» **Stated task**
From the entries that follow, extract each line holding the string "الاحالة".

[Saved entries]
---
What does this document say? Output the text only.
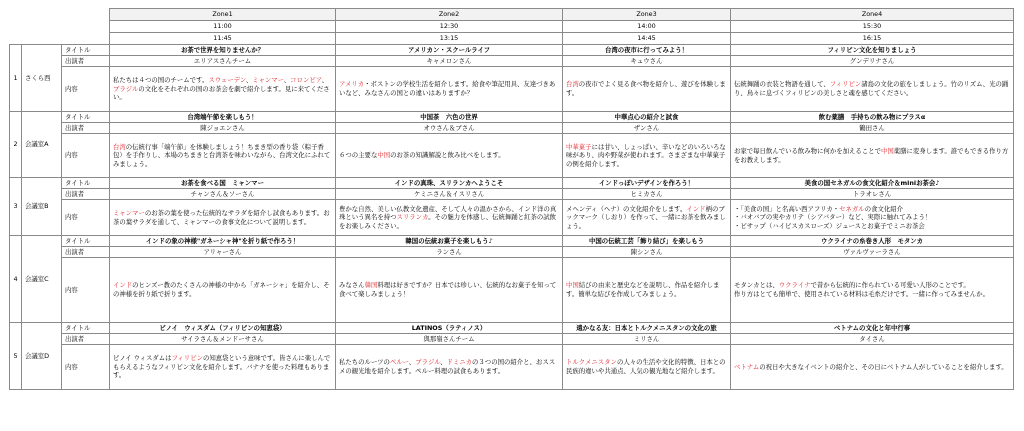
			Zone1	Zone2	Zone3	Zone4
			11:00	12:30	14:00	15:30
			11:45	13:15	14:45	16:15
1	さくら西	タイトル	お茶で世界を知りませんか？	アメリカン・スクールライフ	台湾の夜市に行ってみよう！	フィリピン文化を知りましょう
		出演者	エリアスさんチーム	キャメロンさん	キュウさん	グンデリナさん
		内容	私たちは４つの国のチームです。スウェーデン、ミャンマー、コロンビア、ブラジルの文化をそれぞれの国のお茶会を劇で紹介します。見に来てください。	アメリカ・ボストンの学校生活を紹介します。給食や筆記用具、友達づきあいなど、みなさんの国との違いはありますか？	台湾の夜市でよく見る食べ物を紹介し、遊びを体験します。	伝統舞踊の衣装と物語を通して、フィリピン諸島の文化の旅をしましょう。竹のリズム、光の踊り、鳥々に息づくフィリピンの美しさと魂を感じてください。
2	会議室A	タイトル	台湾端午節を楽しもう！	中国茶　六色の世界	中華点心の紹介と試食	飲む薬膳　手持ちの飲み物にプラスα
		出演者	陳ジョエンさん	オウさん＆ブさん	ザンさん	鶴田さん
		内容	台湾の伝統行事「端午節」を体験しましょう！ちまき型の香り袋（粽子香包）を手作りし、本場のちまきと台湾茶を味わいながら、台湾文化にふれてみましょう。	６つの主要な中国のお茶の知識解説と飲み比べをします。	中華菓子には甘い、しょっぱい、辛いなどのいろいろな味があり、肉や野菜が使われます。さまざまな中華菓子の例を紹介します。	お家で毎日飲んでいる飲み物に何かを加えることで中国薬膳に変身します。誰でもできる作り方をお教えします。
3	会議室B	タイトル	お茶を食べる国　ミャンマー	インドの真珠、スリランカへようこそ	インドっぽいデザインを作ろう！	美食の国セネガルの食文化紹介＆miniお茶会♪
		出演者	チャンさん＆ソーさん	ケミニさん＆イスリさん	ヒミカさん	トラオレさん
		内容	ミャンマーのお茶の葉を使った伝統的なサラダを紹介し試食もあります。お茶の葉サラダを通して、ミャンマーの食事文化について説明します。	豊かな自然、美しい仏教文化遺産、そして人々の温かさから、インド洋の真珠という異名を持つスリランカ。その魅力を体感し、伝統舞踊と紅茶の試飲をお楽しみください。	メヘンディ（ヘナ）の文化紹介をします。インド柄のブックマーク（しおり）を作って、一緒にお茶を飲みましょう。	・「美食の国」と名高い西アフリカ・セネガルの食文化紹介
・バオバブの実やカリテ（シアバター）など、実際に触れてみよう！
・ビサップ（ハイビスカスローズ）ジュースとお菓子でミニお茶会
4	会議室C	タイトル	インドの象の神様"ガネーシャ神"を折り紙で作ろう！	韓国の伝統お菓子を楽しもう♪	中国の伝統工芸「飾り結び」を楽しもう	ウクライナの糸巻き人形　モタンカ
		出演者	アリャーさん	ランさん	陳シンさん	ヴァルヴァーラさん
		内容	インドのヒンズー教のたくさんの神様の中から「ガネーシャ」を紹介し、その神様を折り紙で折ります。	みなさん韓国料理は好きですか？日本では珍しい、伝統的なお菓子を知って食べて楽しみましょう！	中国結びの由来と歴史などを説明し、作品を紹介します。簡単な結びを作成してみましょう。	モタンカとは、ウクライナで昔から伝統的に作られている可愛い人形のことです。
作り方はとても簡単で、使用されている材料は毛糸だけです。一緒に作ってみませんか。
5	会議室D	タイトル	ビノイ　ウィスダム（フィリピンの知恵袋）	LATINOS（ラティノス）	遠かなる友：日本とトルクメニスタンの文化の旅	ベトナムの文化と年中行事
		出演者	サイラさん＆メンドーサさん	與那嶺さんチーム	ミリさん	タイさん
		内容	ピノイ ウィスダムはフィリピンの知恵袋という意味です。皆さんに楽しんでもらえるようなフィリピン文化を紹介します。バナナを使った料理もあります。	私たちのルーツのペルー、ブラジル、ドミニカの３つの国の紹介と、おススメの観光地を紹介します。ペルー料理の試食もあります。	トルクメニスタンの人々の生活や文化的特徴、日本との民族的違いや共通点、人気の観光地など紹介します。	ベトナムの祝日や大きなイベントの紹介と、その日にベトナム人がしていることを紹介します。
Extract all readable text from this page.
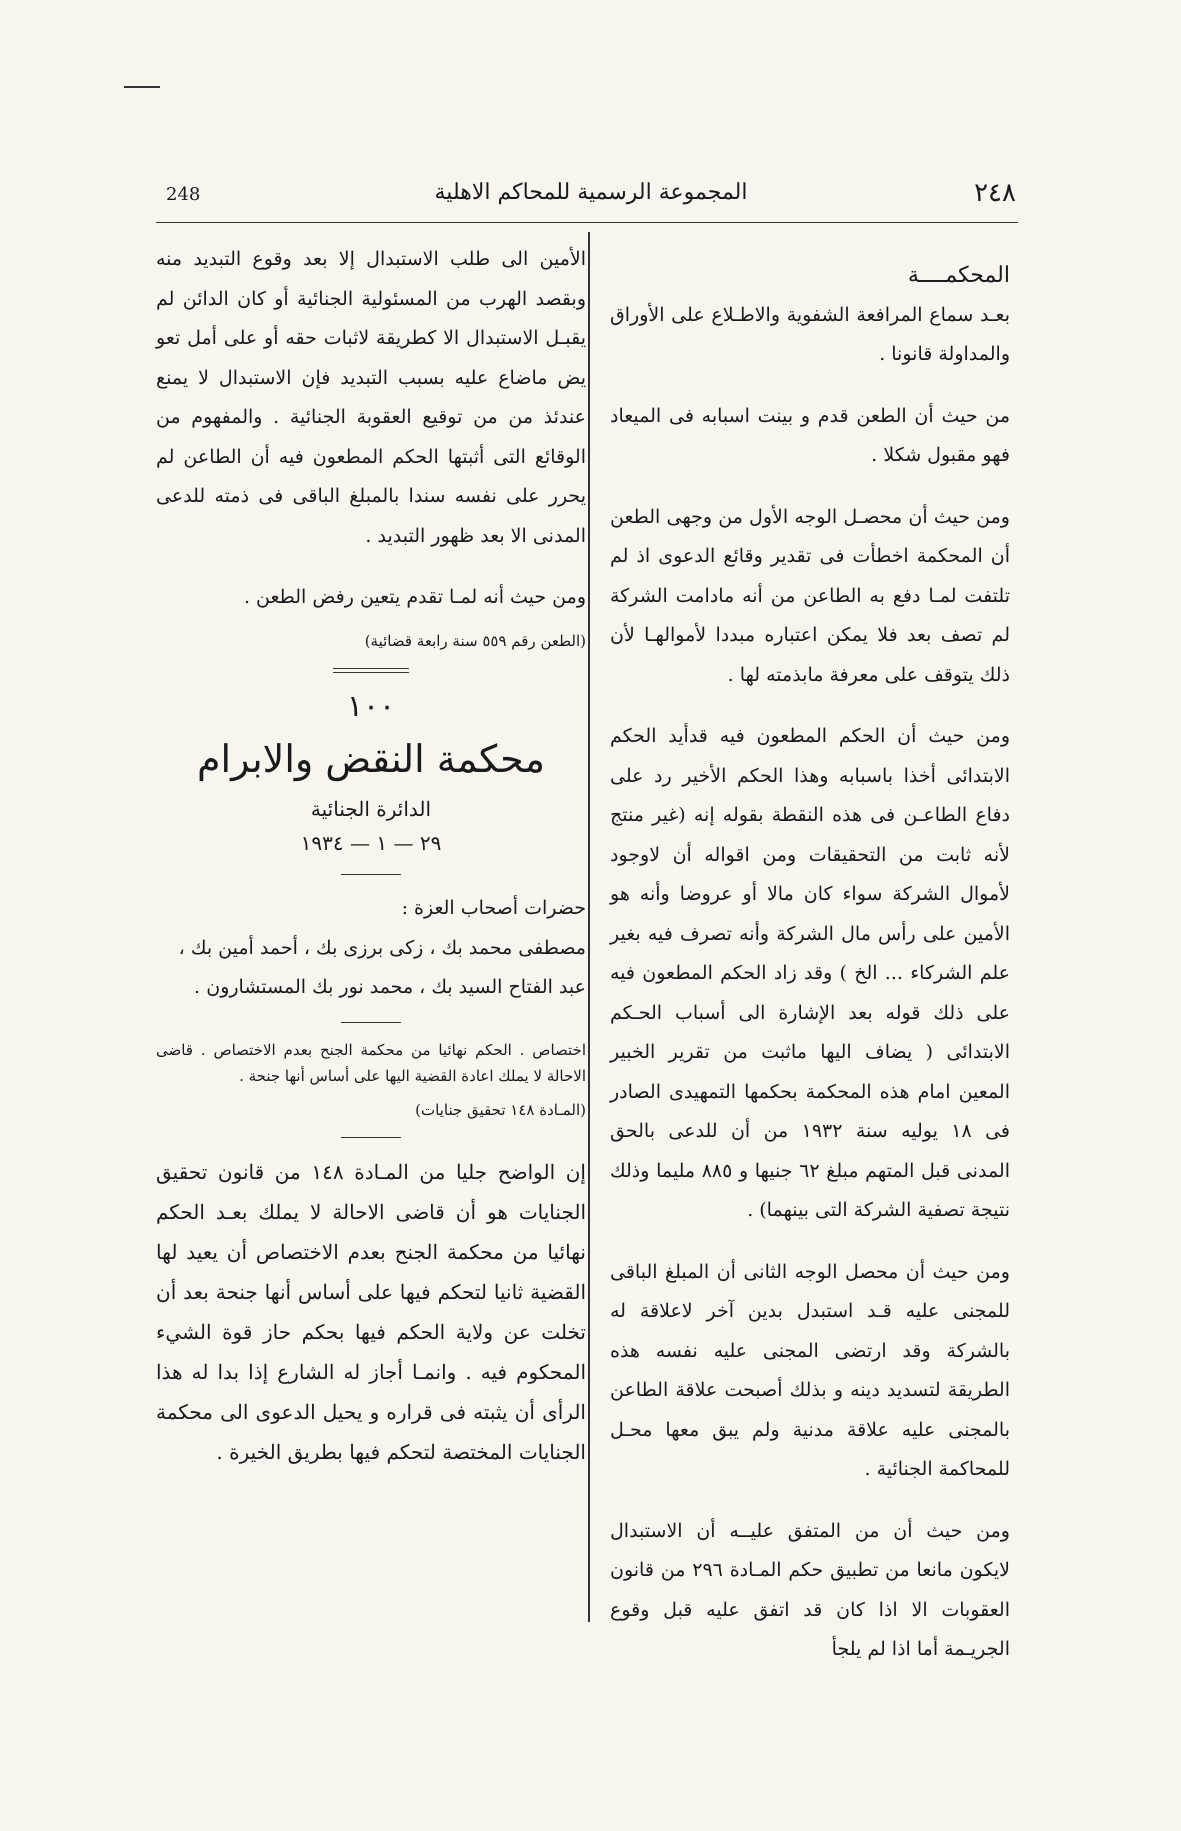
248	المجموعة الرسمية للمحاكم الاهلية	٢٤٨

المحكمــــة

بعـد سماع المرافعة الشفوية والاطـلاع على الأوراق والمداولة قانونا .

من حيث أن الطعن قدم و بينت اسبابه فى الميعاد فهو مقبول شكلا .

ومن حيث أن محصـل الوجه الأول من وجهى الطعن أن المحكمة اخطأت فى تقدير وقائع الدعوى اذ لم تلتفت لمـا دفع به الطاعن من أنه مادامت الشركة لم تصف بعد فلا يمكن اعتباره مبددا لأموالهـا لأن ذلك يتوقف على معرفة مابذمته لها .

ومن حيث أن الحكم المطعون فيه قدأيد الحكم الابتدائى أخذا باسبابه وهذا الحكم الأخير رد على دفاع الطاعـن فى هذه النقطة بقوله إنه (غير منتج لأنه ثابت من التحقيقات ومن اقواله أن لاوجود لأموال الشركة سواء كان مالا أو عروضا وأنه هو الأمين على رأس مال الشركة وأنه تصرف فيه بغير علم الشركاء ... الخ ) وقد زاد الحكم المطعون فيه على ذلك قوله بعد الإشارة الى أسباب الحـكم الابتدائى ( يضاف اليها ماثبت من تقرير الخبير المعين امام هذه المحكمة بحكمها التمهيدى الصادر فى ١٨ يوليه سنة ١٩٣٢ من أن للدعى بالحق المدنى قبل المتهم مبلغ ٦٢ جنيها و ٨٨٥ مليما وذلك نتيجة تصفية الشركة التى بينهما) .

ومن حيث أن محصل الوجه الثانى أن المبلغ الباقى للمجنى عليه قـد استبدل بدين آخر لاعلاقة له بالشركة وقد ارتضى المجنى عليه نفسه هذه الطريقة لتسديد دينه و بذلك أصبحت علاقة الطاعن بالمجنى عليه علاقة مدنية ولم يبق معها محـل للمحاكمة الجنائية .

ومن حيث أن من المتفق عليــه أن الاستبدال لايكون مانعا من تطبيق حكم المـادة ٢٩٦ من قانون العقوبات الا اذا كان قد اتفق عليه قبل وقوع الجريـمة أما اذا لم يلجأ

الأمين الى طلب الاستبدال إلا بعد وقوع التبديد منه وبقصد الهرب من المسئولية الجنائية أو كان الدائن لم يقبـل الاستبدال الا كطريقة لاثبات حقه أو على أمل تعو يض ماضاع عليه بسبب التبديد فإن الاستبدال لا يمنع عندئذ من من توقيع العقوبة الجنائية . والمفهوم من الوقائع التى أثبتها الحكم المطعون فيه أن الطاعن لم يحرر على نفسه سندا بالمبلغ الباقى فى ذمته للدعى المدنى الا بعد ظهور التبديد .

ومن حيث أنه لمـا تقدم يتعين رفض الطعن .

(الطعن رقم ٥٥٩ سنة رابعة قضائية)

١٠٠
محكمة النقض والابرام
الدائرة الجنائية
٢٩ — ١ — ١٩٣٤

حضرات أصحاب العزة :

مصطفى محمد بك ، زكى برزى بك ، أحمد أمين بك ،

عبد الفتاح السيد بك ، محمد نور بك المستشارون .

اختصاص . الحكم نهائيا من محكمة الجنح بعدم الاختصاص . قاضى الاحالة لا يملك اعادة القضية اليها على أساس أنها جنحة .

(المـادة ١٤٨ تحقيق جنايات)

إن الواضح جليا من المـادة ١٤٨ من قانون تحقيق الجنايات هو أن قاضى الاحالة لا يملك بعـد الحكم نهائيا من محكمة الجنح بعدم الاختصاص أن يعيد لها القضية ثانيا لتحكم فيها على أساس أنها جنحة بعد أن تخلت عن ولاية الحكم فيها بحكم حاز قوة الشيء المحكوم فيه . وانمـا أجاز له الشارع إذا بدا له هذا الرأى أن يثبته فى قراره و يحيل الدعوى الى محكمة الجنايات المختصة لتحكم فيها بطريق الخيرة .
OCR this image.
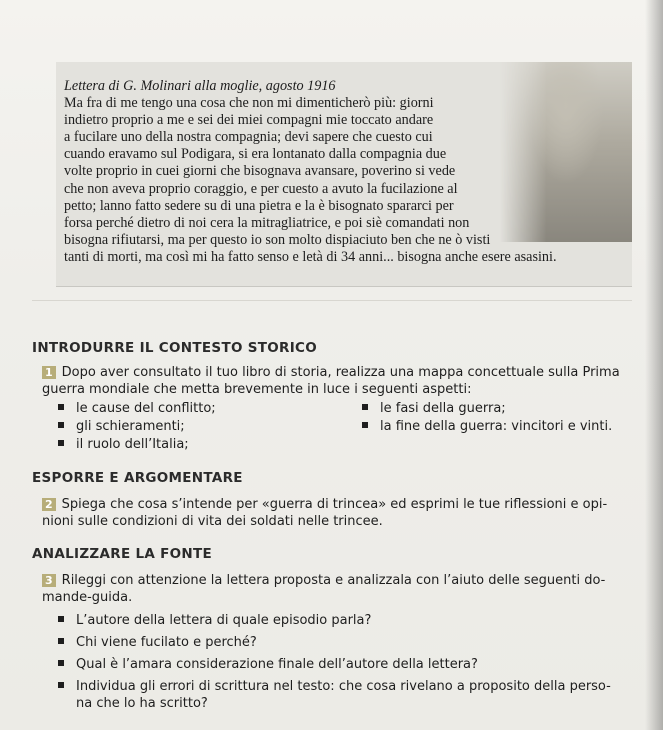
Lettera di G. Molinari alla moglie, agosto 1916
Ma fra di me tengo una cosa che non mi dimenticherò più: giorni
indietro proprio a me e sei dei miei compagni mie toccato andare
a fucilare uno della nostra compagnia; devi sapere che cuesto cui
cuando eravamo sul Podigara, si era lontanato dalla compagnia due
volte proprio in cuei giorni che bisognava avansare, poverino si vede
che non aveva proprio coraggio, e per cuesto a avuto la fucilazione al
petto; lanno fatto sedere su di una pietra e la è bisognato spararci per
forsa perché dietro di noi cera la mitragliatrice, e poi siè comandati non
bisogna rifiutarsi, ma per questo io son molto dispiaciuto ben che ne ò visti
tanti di morti, ma così mi ha fatto senso e letà di 34 anni... bisogna anche esere asasini.
INTRODURRE IL CONTESTO STORICO
1 Dopo aver consultato il tuo libro di storia, realizza una mappa concettuale sulla Prima
guerra mondiale che metta brevemente in luce i seguenti aspetti:
le cause del conflitto;	le fasi della guerra;
gli schieramenti;	la fine della guerra: vincitori e vinti.
il ruolo dell’Italia;
ESPORRE E ARGOMENTARE
2 Spiega che cosa s’intende per «guerra di trincea» ed esprimi le tue riflessioni e opi-
nioni sulle condizioni di vita dei soldati nelle trincee.
ANALIZZARE LA FONTE
3 Rileggi con attenzione la lettera proposta e analizzala con l’aiuto delle seguenti do-
mande-guida.
L’autore della lettera di quale episodio parla?
Chi viene fucilato e perché?
Qual è l’amara considerazione finale dell’autore della lettera?
Individua gli errori di scrittura nel testo: che cosa rivelano a proposito della perso-
na che lo ha scritto?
---
» **Answer**
اختصاص . الحكم نهائيا من محكمة الجنح بعدم الاختصاص . قاضى الاحالة لا يملك اعادة القضية اليها على أساس أنها جنحة .
إن الواضح جليا من المـادة ١٤٨ من قانون تحقيق الجنايات هو أن قاضى الاحالة لا يملك بعـد الحكم نهائيا من محكمة الجنح بعدم الاختصاص أن يعيد لها القضية ثانيا لتحكم فيها على أساس أنها جنحة بعد أن تخلت عن ولاية الحكم فيها بحكم حاز قوة الشيء المحكوم فيه . وانمـا أجاز له الشارع إذا بدا له هذا الرأى أن يثبته فى قراره و يحيل الدعوى الى محكمة الجنايات المختصة لتحكم فيها بطريق الخيرة .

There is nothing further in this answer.